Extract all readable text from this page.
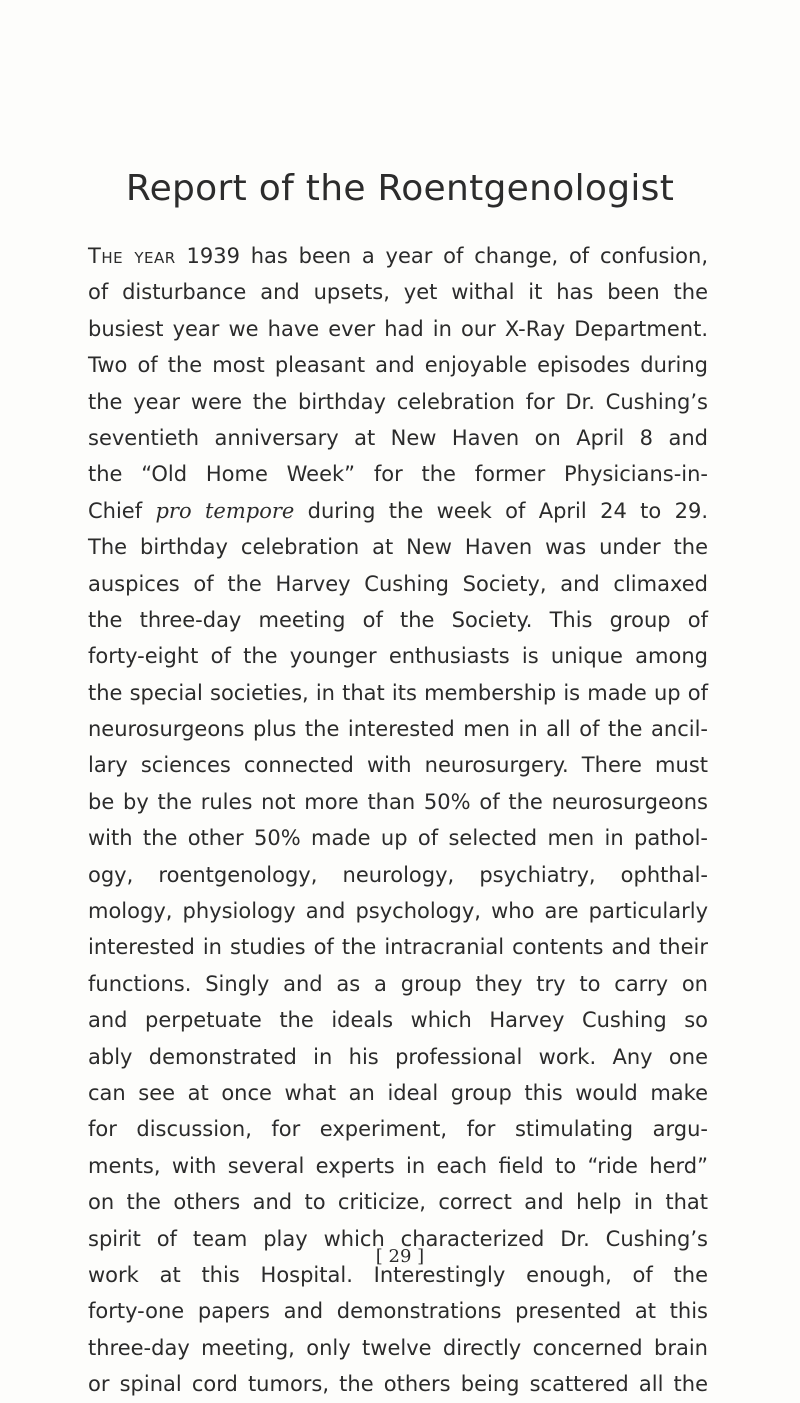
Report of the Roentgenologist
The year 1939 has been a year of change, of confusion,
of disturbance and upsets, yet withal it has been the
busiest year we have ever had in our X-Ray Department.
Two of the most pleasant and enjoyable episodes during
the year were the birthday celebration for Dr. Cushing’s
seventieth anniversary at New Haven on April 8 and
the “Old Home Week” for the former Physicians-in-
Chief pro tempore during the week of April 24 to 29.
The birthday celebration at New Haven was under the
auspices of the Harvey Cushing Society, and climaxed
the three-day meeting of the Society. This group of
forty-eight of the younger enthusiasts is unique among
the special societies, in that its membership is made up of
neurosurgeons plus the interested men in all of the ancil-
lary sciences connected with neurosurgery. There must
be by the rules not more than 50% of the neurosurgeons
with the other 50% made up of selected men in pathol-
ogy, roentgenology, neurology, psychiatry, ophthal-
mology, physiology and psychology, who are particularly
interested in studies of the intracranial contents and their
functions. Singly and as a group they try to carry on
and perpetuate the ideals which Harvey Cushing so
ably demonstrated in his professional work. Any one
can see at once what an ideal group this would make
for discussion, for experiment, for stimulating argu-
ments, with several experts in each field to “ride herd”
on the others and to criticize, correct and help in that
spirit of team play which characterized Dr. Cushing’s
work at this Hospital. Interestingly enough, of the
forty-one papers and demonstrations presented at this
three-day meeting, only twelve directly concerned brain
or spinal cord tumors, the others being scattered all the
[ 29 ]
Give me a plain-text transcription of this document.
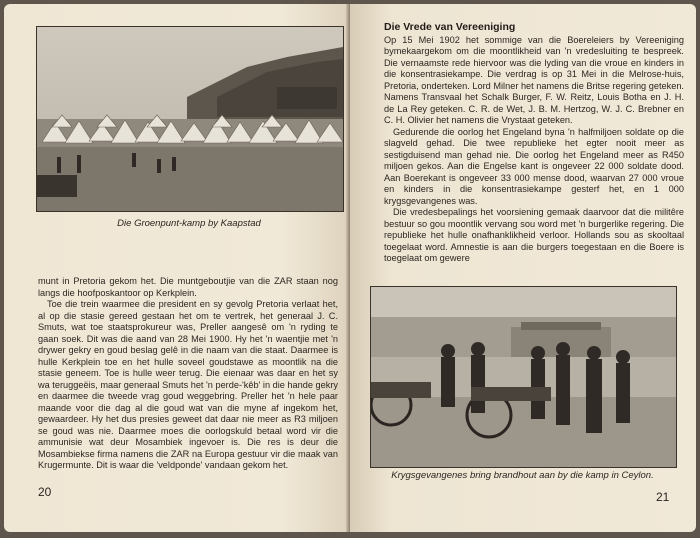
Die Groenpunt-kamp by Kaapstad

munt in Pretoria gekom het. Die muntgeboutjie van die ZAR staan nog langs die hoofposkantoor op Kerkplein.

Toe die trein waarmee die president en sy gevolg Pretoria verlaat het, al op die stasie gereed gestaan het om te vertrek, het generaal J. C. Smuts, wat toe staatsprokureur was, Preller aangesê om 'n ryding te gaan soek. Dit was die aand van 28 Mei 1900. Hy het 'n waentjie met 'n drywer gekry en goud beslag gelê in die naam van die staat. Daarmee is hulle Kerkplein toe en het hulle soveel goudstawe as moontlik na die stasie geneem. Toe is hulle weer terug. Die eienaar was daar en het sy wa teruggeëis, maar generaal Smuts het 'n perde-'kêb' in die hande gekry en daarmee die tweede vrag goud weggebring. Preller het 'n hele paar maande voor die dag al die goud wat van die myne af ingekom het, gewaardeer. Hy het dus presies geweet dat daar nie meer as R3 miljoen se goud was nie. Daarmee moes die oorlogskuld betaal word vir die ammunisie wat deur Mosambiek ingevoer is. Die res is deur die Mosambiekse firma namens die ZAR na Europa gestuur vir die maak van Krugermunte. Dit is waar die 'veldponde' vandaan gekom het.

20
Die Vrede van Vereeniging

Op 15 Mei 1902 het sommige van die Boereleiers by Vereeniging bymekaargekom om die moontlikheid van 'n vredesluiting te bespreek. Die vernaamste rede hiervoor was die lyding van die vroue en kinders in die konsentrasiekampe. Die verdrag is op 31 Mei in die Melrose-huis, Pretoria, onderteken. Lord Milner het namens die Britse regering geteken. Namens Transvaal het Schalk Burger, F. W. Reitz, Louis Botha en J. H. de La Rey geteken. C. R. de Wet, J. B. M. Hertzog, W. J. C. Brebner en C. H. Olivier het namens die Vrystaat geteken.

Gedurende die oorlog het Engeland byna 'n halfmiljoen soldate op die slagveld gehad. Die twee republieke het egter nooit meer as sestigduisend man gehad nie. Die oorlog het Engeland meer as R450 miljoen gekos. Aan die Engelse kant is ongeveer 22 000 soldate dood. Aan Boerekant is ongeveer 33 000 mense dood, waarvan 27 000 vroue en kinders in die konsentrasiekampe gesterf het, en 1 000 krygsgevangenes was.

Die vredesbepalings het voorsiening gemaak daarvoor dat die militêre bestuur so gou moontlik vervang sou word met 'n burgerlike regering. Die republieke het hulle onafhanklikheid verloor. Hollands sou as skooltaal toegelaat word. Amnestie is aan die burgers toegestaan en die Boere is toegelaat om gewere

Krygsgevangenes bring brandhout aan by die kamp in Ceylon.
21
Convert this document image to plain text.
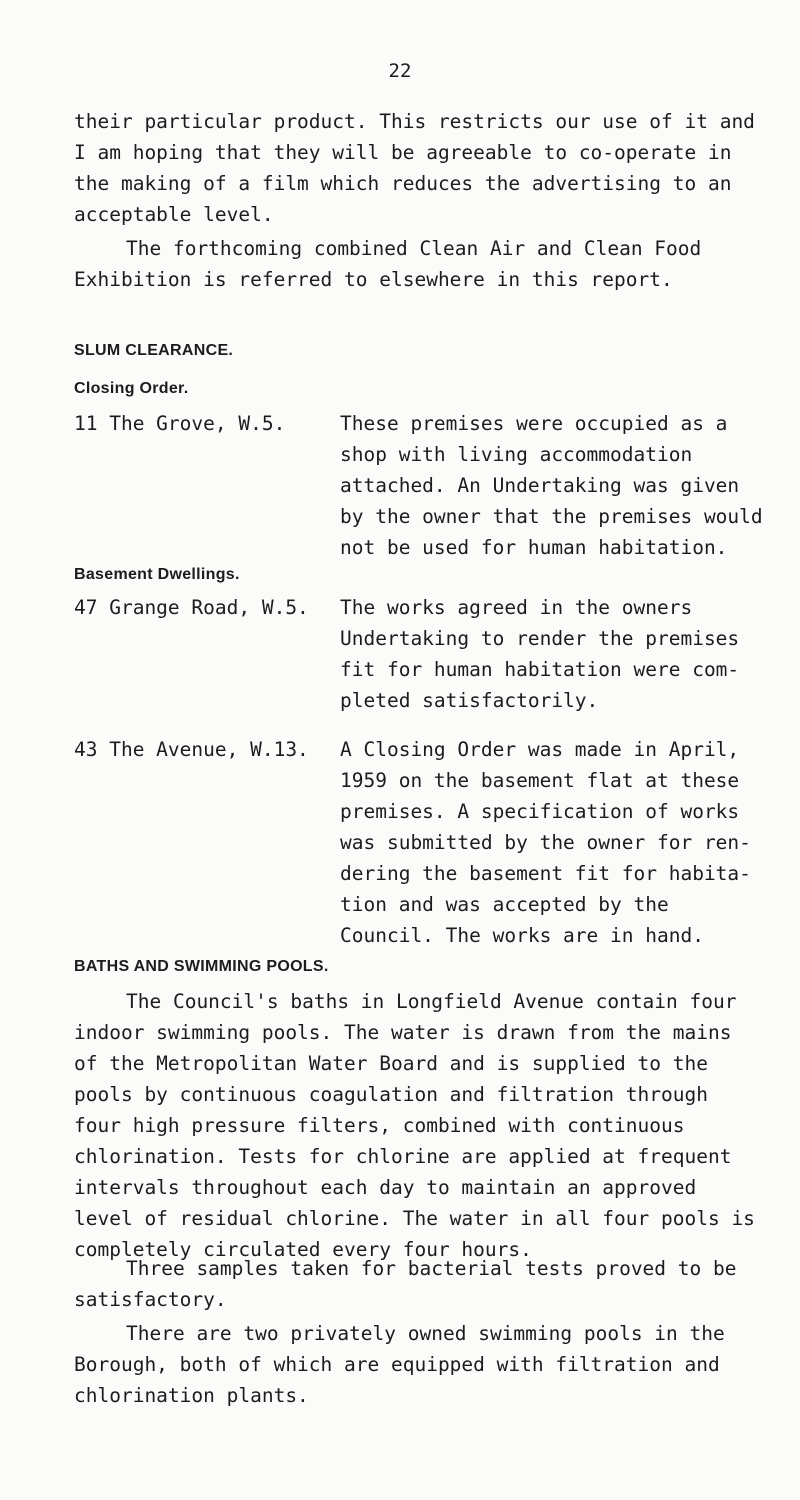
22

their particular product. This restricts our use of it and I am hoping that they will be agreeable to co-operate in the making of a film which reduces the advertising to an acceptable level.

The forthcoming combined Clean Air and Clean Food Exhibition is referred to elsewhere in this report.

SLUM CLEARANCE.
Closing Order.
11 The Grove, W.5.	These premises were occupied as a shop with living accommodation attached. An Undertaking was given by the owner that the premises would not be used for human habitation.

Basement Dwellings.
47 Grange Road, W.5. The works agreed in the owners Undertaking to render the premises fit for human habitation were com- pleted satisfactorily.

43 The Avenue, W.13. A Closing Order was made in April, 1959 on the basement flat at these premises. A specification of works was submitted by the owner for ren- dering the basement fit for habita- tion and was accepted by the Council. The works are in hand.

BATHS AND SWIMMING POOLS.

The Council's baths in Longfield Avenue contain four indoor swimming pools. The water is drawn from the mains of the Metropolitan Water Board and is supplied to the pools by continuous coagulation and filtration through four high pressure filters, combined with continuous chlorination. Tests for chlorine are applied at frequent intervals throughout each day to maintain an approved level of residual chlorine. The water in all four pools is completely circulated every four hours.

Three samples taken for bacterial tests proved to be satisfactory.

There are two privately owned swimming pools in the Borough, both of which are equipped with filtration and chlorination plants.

• • • • •

- **TASK INSTRUCTIONS**: The pictures should not be reproduced; quote all of the other material exactly.

- **WRITTEN RESPONSE**:
Extract all readable text from this page.
Report of the Roentgenologist
The year 1939 has been a year of change, of confusion,
of disturbance and upsets, yet withal it has been the
busiest year we have ever had in our X-Ray Department.
Two of the most pleasant and enjoyable episodes during
the year were the birthday celebration for Dr. Cushing’s
seventieth anniversary at New Haven on April 8 and
the “Old Home Week” for the former Physicians-in-
Chief pro tempore during the week of April 24 to 29.
The birthday celebration at New Haven was under the
auspices of the Harvey Cushing Society, and climaxed
the three-day meeting of the Society. This group of
forty-eight of the younger enthusiasts is unique among
the special societies, in that its membership is made up of
neurosurgeons plus the interested men in all of the ancil-
lary sciences connected with neurosurgery. There must
be by the rules not more than 50% of the neurosurgeons
with the other 50% made up of selected men in pathol-
ogy, roentgenology, neurology, psychiatry, ophthal-
mology, physiology and psychology, who are particularly
interested in studies of the intracranial contents and their
functions. Singly and as a group they try to carry on
and perpetuate the ideals which Harvey Cushing so
ably demonstrated in his professional work. Any one
can see at once what an ideal group this would make
for discussion, for experiment, for stimulating argu-
ments, with several experts in each field to “ride herd”
on the others and to criticize, correct and help in that
spirit of team play which characterized Dr. Cushing’s
work at this Hospital. Interestingly enough, of the
forty-one papers and demonstrations presented at this
three-day meeting, only twelve directly concerned brain
or spinal cord tumors, the others being scattered all the
[ 29 ]
Give me a plain-text transcription of this document.
Die Groenpunt-kamp by Kaapstad

munt in Pretoria gekom het. Die muntgeboutjie van die ZAR staan nog langs die hoofposkantoor op Kerkplein.

Toe die trein waarmee die president en sy gevolg Pretoria verlaat het, al op die stasie gereed gestaan het om te vertrek, het generaal J. C. Smuts, wat toe staatsprokureur was, Preller aangesê om 'n ryding te gaan soek. Dit was die aand van 28 Mei 1900. Hy het 'n waentjie met 'n drywer gekry en goud beslag gelê in die naam van die staat. Daarmee is hulle Kerkplein toe en het hulle soveel goudstawe as moontlik na die stasie geneem. Toe is hulle weer terug. Die eienaar was daar en het sy wa teruggeëis, maar generaal Smuts het 'n perde-'kêb' in die hande gekry en daarmee die tweede vrag goud weggebring. Preller het 'n hele paar maande voor die dag al die goud wat van die myne af ingekom het, gewaardeer. Hy het dus presies geweet dat daar nie meer as R3 miljoen se goud was nie. Daarmee moes die oorlogskuld betaal word vir die ammunisie wat deur Mosambiek ingevoer is. Die res is deur die Mosambiekse firma namens die ZAR na Europa gestuur vir die maak van Krugermunte. Dit is waar die 'veldponde' vandaan gekom het.

20
Die Vrede van Vereeniging

Op 15 Mei 1902 het sommige van die Boereleiers by Vereeniging bymekaargekom om die moontlikheid van 'n vredesluiting te bespreek. Die vernaamste rede hiervoor was die lyding van die vroue en kinders in die konsentrasiekampe. Die verdrag is op 31 Mei in die Melrose-huis, Pretoria, onderteken. Lord Milner het namens die Britse regering geteken. Namens Transvaal het Schalk Burger, F. W. Reitz, Louis Botha en J. H. de La Rey geteken. C. R. de Wet, J. B. M. Hertzog, W. J. C. Brebner en C. H. Olivier het namens die Vrystaat geteken.

Gedurende die oorlog het Engeland byna 'n halfmiljoen soldate op die slagveld gehad. Die twee republieke het egter nooit meer as sestigduisend man gehad nie. Die oorlog het Engeland meer as R450 miljoen gekos. Aan die Engelse kant is ongeveer 22 000 soldate dood. Aan Boerekant is ongeveer 33 000 mense dood, waarvan 27 000 vroue en kinders in die konsentrasiekampe gesterf het, en 1 000 krygsgevangenes was.

Die vredesbepalings het voorsiening gemaak daarvoor dat die militêre bestuur so gou moontlik vervang sou word met 'n burgerlike regering. Die republieke het hulle onafhanklikheid verloor. Hollands sou as skooltaal toegelaat word. Amnestie is aan die burgers toegestaan en die Boere is toegelaat om gewere

Krygsgevangenes bring brandhout aan by die kamp in Ceylon.
21
Convert this document image to plain text.
22

their particular product. This restricts our use of it and I am hoping that they will be agreeable to co-operate in the making of a film which reduces the advertising to an acceptable level.

The forthcoming combined Clean Air and Clean Food Exhibition is referred to elsewhere in this report.

SLUM CLEARANCE.
Closing Order.
11 The Grove, W.5.	These premises were occupied as a shop with living accommodation attached. An Undertaking was given by the owner that the premises would not be used for human habitation.

Basement Dwellings.
47 Grange Road, W.5. The works agreed in the owners Undertaking to render the premises fit for human habitation were com- pleted satisfactorily.

43 The Avenue, W.13. A Closing Order was made in April, 1959 on the basement flat at these premises. A specification of works was submitted by the owner for ren- dering the basement fit for habita- tion and was accepted by the Council. The works are in hand.

BATHS AND SWIMMING POOLS.

The Council's baths in Longfield Avenue contain four indoor swimming pools. The water is drawn from the mains of the Metropolitan Water Board and is supplied to the pools by continuous coagulation and filtration through four high pressure filters, combined with continuous chlorination. Tests for chlorine are applied at frequent intervals throughout each day to maintain an approved level of residual chlorine. The water in all four pools is completely circulated every four hours.

Three samples taken for bacterial tests proved to be satisfactory.

There are two privately owned swimming pools in the Borough, both of which are equipped with filtration and chlorination plants.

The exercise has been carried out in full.